GIVEN PROBLEM -
Give, as a bare number, the count of lines that contain the word "JSON".

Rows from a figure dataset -
>> BEGIN

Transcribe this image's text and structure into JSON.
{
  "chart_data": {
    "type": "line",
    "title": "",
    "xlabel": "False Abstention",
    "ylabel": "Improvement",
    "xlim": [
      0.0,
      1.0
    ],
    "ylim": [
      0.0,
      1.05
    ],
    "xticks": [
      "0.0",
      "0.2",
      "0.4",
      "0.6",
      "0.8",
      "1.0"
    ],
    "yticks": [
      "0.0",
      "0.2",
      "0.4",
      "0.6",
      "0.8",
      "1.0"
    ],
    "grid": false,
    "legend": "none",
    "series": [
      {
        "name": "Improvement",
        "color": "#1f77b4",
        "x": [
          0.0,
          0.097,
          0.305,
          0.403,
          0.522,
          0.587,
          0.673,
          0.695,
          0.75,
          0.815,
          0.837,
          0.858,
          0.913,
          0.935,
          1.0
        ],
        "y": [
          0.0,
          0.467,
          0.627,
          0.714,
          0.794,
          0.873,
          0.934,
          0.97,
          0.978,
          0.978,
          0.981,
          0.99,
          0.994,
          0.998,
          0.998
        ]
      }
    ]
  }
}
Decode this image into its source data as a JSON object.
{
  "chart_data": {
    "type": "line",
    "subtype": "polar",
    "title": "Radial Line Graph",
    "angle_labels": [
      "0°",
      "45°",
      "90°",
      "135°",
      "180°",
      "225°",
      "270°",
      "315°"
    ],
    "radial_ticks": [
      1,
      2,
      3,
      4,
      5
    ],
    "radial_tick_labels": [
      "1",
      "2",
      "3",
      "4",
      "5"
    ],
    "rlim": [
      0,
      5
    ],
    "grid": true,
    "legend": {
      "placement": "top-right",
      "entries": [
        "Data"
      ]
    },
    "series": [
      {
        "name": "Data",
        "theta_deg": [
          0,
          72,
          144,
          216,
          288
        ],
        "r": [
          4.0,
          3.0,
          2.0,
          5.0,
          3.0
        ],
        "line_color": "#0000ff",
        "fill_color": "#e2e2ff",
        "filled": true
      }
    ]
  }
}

>> END

SOLVED PROBLEM -
2